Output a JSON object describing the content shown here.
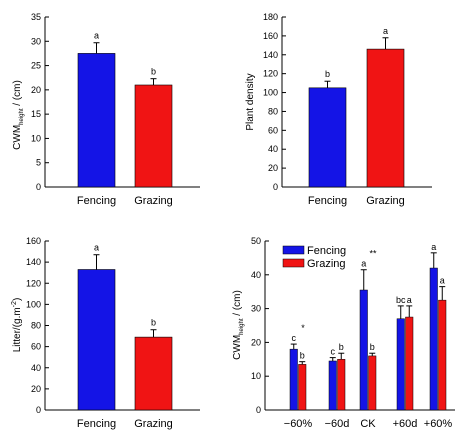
{
  "chart_data": [
    {
      "type": "bar",
      "categories": [
        "Fencing",
        "Grazing"
      ],
      "series": [
        {
          "values": [
            27.5,
            21.0
          ],
          "errors": [
            2.2,
            1.3
          ],
          "colors": [
            "#1414e6",
            "#f01414"
          ]
        }
      ],
      "sig_labels": [
        "a",
        "b"
      ],
      "ylabel": {
        "main": "CWM",
        "sub": "height",
        "rest": " / (cm)"
      },
      "ylim": [
        0,
        35
      ],
      "yticks": [
        0,
        5,
        10,
        15,
        20,
        25,
        30,
        35
      ]
    },
    {
      "type": "bar",
      "categories": [
        "Fencing",
        "Grazing"
      ],
      "series": [
        {
          "values": [
            105,
            146
          ],
          "errors": [
            7,
            12
          ],
          "colors": [
            "#1414e6",
            "#f01414"
          ]
        }
      ],
      "sig_labels": [
        "b",
        "a"
      ],
      "ylabel": {
        "main": "Plant density",
        "sub": "",
        "rest": ""
      },
      "ylim": [
        0,
        180
      ],
      "yticks": [
        0,
        20,
        40,
        60,
        80,
        100,
        120,
        140,
        160,
        180
      ]
    },
    {
      "type": "bar",
      "categories": [
        "Fencing",
        "Grazing"
      ],
      "series": [
        {
          "values": [
            133,
            69
          ],
          "errors": [
            14,
            7
          ],
          "colors": [
            "#1414e6",
            "#f01414"
          ]
        }
      ],
      "sig_labels": [
        "a",
        "b"
      ],
      "ylabel": {
        "main": "Litter/(g.m",
        "sup": "-2",
        "rest": ")"
      },
      "ylim": [
        0,
        160
      ],
      "yticks": [
        0,
        20,
        40,
        60,
        80,
        100,
        120,
        140,
        160
      ]
    },
    {
      "type": "bar",
      "categories": [
        "−60%",
        "−60d",
        "CK",
        "+60d",
        "+60%"
      ],
      "series": [
        {
          "name": "Fencing",
          "color": "#1414e6",
          "values": [
            18.0,
            14.5,
            35.5,
            27.0,
            42.0
          ],
          "errors": [
            1.5,
            1.0,
            6.0,
            3.8,
            4.5
          ],
          "sig": [
            "c",
            "c",
            "a",
            "bc",
            "a"
          ]
        },
        {
          "name": "Grazing",
          "color": "#f01414",
          "values": [
            13.5,
            15.0,
            16.0,
            27.5,
            32.5
          ],
          "errors": [
            0.8,
            1.8,
            0.8,
            3.3,
            4.0
          ],
          "sig": [
            "b",
            "b",
            "b",
            "a",
            "a"
          ]
        }
      ],
      "stars": [
        "*",
        "",
        "**",
        "",
        ""
      ],
      "ylabel": {
        "main": "CWM",
        "sub": "height",
        "rest": " / (cm)"
      },
      "ylim": [
        0,
        50
      ],
      "yticks": [
        0,
        10,
        20,
        30,
        40,
        50
      ],
      "legend": "top-left"
    }
  ]
}
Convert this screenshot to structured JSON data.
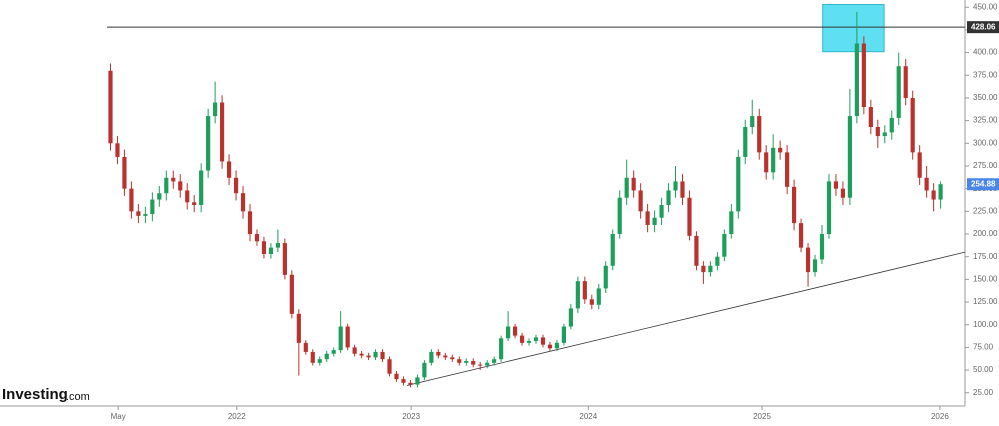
{
  "chart_data": {
    "type": "candlestick",
    "up_color": "#1e9e5c",
    "down_color": "#b8322e",
    "xlim": [
      0,
      123
    ],
    "xticks": [
      {
        "value": 1.6,
        "label": "May"
      },
      {
        "value": 18.6,
        "label": "2022"
      },
      {
        "value": 43.6,
        "label": "2023"
      },
      {
        "value": 69,
        "label": "2024"
      },
      {
        "value": 93.9,
        "label": "2025"
      },
      {
        "value": 119.4,
        "label": "2026"
      }
    ],
    "ylim": [
      17,
      458
    ],
    "yticks": [
      {
        "value": 25,
        "label": "25.00"
      },
      {
        "value": 50,
        "label": "50.00"
      },
      {
        "value": 75,
        "label": "75.00"
      },
      {
        "value": 100,
        "label": "100.00"
      },
      {
        "value": 125,
        "label": "125.00"
      },
      {
        "value": 150,
        "label": "150.00"
      },
      {
        "value": 175,
        "label": "175.00"
      },
      {
        "value": 200,
        "label": "200.00"
      },
      {
        "value": 225,
        "label": "225.00"
      },
      {
        "value": 250,
        "label": "250.00"
      },
      {
        "value": 275,
        "label": "275.00"
      },
      {
        "value": 300,
        "label": "300.00"
      },
      {
        "value": 325,
        "label": "325.00"
      },
      {
        "value": 350,
        "label": "350.00"
      },
      {
        "value": 375,
        "label": "375.00"
      },
      {
        "value": 400,
        "label": "400.00"
      },
      {
        "value": 425,
        "label": "425.00"
      },
      {
        "value": 450,
        "label": "450.00"
      }
    ],
    "open": [
      380,
      300,
      285,
      250,
      225,
      220,
      222,
      238,
      245,
      262,
      258,
      248,
      235,
      232,
      270,
      330,
      345,
      280,
      262,
      245,
      225,
      200,
      192,
      178,
      185,
      190,
      155,
      112,
      80,
      70,
      58,
      62,
      68,
      72,
      98,
      75,
      68,
      66,
      64,
      70,
      62,
      46,
      40,
      36,
      34,
      42,
      58,
      70,
      66,
      64,
      62,
      58,
      60,
      56,
      55,
      58,
      62,
      85,
      98,
      88,
      80,
      82,
      86,
      78,
      74,
      80,
      98,
      118,
      148,
      128,
      122,
      140,
      165,
      200,
      240,
      262,
      248,
      225,
      210,
      218,
      232,
      248,
      258,
      240,
      198,
      165,
      158,
      165,
      175,
      200,
      225,
      285,
      318,
      330,
      290,
      268,
      295,
      290,
      252,
      212,
      185,
      158,
      172,
      200,
      258,
      250,
      240,
      330,
      410,
      340,
      318,
      308,
      312,
      328,
      385,
      350,
      290,
      262,
      248,
      238
    ],
    "high": [
      388,
      308,
      293,
      258,
      233,
      230,
      246,
      253,
      270,
      270,
      266,
      256,
      243,
      278,
      338,
      368,
      353,
      288,
      270,
      253,
      233,
      205,
      197,
      190,
      205,
      195,
      160,
      117,
      83,
      73,
      65,
      71,
      75,
      115,
      101,
      78,
      71,
      69,
      73,
      73,
      65,
      49,
      43,
      39,
      45,
      61,
      73,
      73,
      69,
      67,
      65,
      63,
      63,
      59,
      61,
      65,
      88,
      115,
      101,
      91,
      85,
      89,
      89,
      81,
      83,
      101,
      123,
      153,
      153,
      133,
      145,
      170,
      205,
      248,
      282,
      270,
      256,
      233,
      226,
      240,
      256,
      275,
      266,
      248,
      203,
      170,
      170,
      180,
      205,
      233,
      293,
      326,
      348,
      338,
      298,
      310,
      303,
      298,
      260,
      217,
      190,
      177,
      210,
      266,
      266,
      258,
      360,
      445,
      418,
      348,
      326,
      320,
      336,
      400,
      393,
      358,
      298,
      275,
      256,
      258
    ],
    "low": [
      292,
      277,
      242,
      217,
      212,
      212,
      214,
      230,
      237,
      250,
      240,
      227,
      224,
      224,
      262,
      322,
      272,
      254,
      237,
      217,
      192,
      187,
      173,
      173,
      180,
      150,
      107,
      44,
      67,
      55,
      55,
      59,
      65,
      69,
      72,
      65,
      63,
      61,
      61,
      59,
      43,
      37,
      33,
      31,
      31,
      39,
      55,
      63,
      61,
      59,
      55,
      55,
      53,
      50,
      52,
      55,
      59,
      82,
      85,
      77,
      77,
      79,
      75,
      71,
      71,
      77,
      95,
      113,
      123,
      117,
      117,
      135,
      160,
      195,
      232,
      240,
      217,
      202,
      202,
      210,
      224,
      240,
      232,
      193,
      160,
      145,
      153,
      160,
      170,
      195,
      217,
      277,
      310,
      282,
      260,
      260,
      282,
      244,
      204,
      180,
      142,
      153,
      167,
      195,
      242,
      232,
      232,
      322,
      332,
      310,
      295,
      300,
      304,
      320,
      342,
      282,
      254,
      240,
      225,
      228
    ],
    "close": [
      300,
      285,
      250,
      225,
      220,
      222,
      238,
      245,
      262,
      258,
      248,
      235,
      232,
      270,
      330,
      345,
      280,
      262,
      245,
      225,
      200,
      192,
      178,
      185,
      190,
      155,
      112,
      80,
      70,
      58,
      62,
      68,
      72,
      98,
      75,
      68,
      66,
      64,
      70,
      62,
      46,
      40,
      36,
      34,
      42,
      58,
      70,
      66,
      64,
      62,
      58,
      60,
      56,
      55,
      58,
      62,
      85,
      98,
      88,
      80,
      82,
      86,
      78,
      74,
      80,
      98,
      118,
      148,
      128,
      122,
      140,
      165,
      200,
      240,
      262,
      248,
      225,
      210,
      218,
      232,
      248,
      258,
      240,
      198,
      165,
      158,
      165,
      175,
      200,
      225,
      285,
      318,
      330,
      290,
      268,
      295,
      290,
      252,
      212,
      185,
      158,
      172,
      200,
      258,
      250,
      240,
      330,
      410,
      340,
      318,
      308,
      312,
      328,
      385,
      350,
      290,
      262,
      248,
      238,
      254.88
    ],
    "hline": {
      "value": 428.06,
      "color": "#333333"
    },
    "trendline": {
      "x": [
        43,
        123
      ],
      "y": [
        33,
        180
      ],
      "color": "#333333"
    },
    "highlight": {
      "x": [
        102.6,
        111.4
      ],
      "y": [
        401,
        453
      ],
      "color": "#5fe0f2"
    },
    "last_price_color": "#4a86e8",
    "logo": {
      "brand": "Investing",
      "suffix": ".com"
    }
  }
}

### INSTRUCTION
Check each line of the records for the word "JSON" and extract those that contain it.

### RESPONSE TO THE TASK
Output a JSON object describing the content shown here.
Convert this screenshot to structured JSON data.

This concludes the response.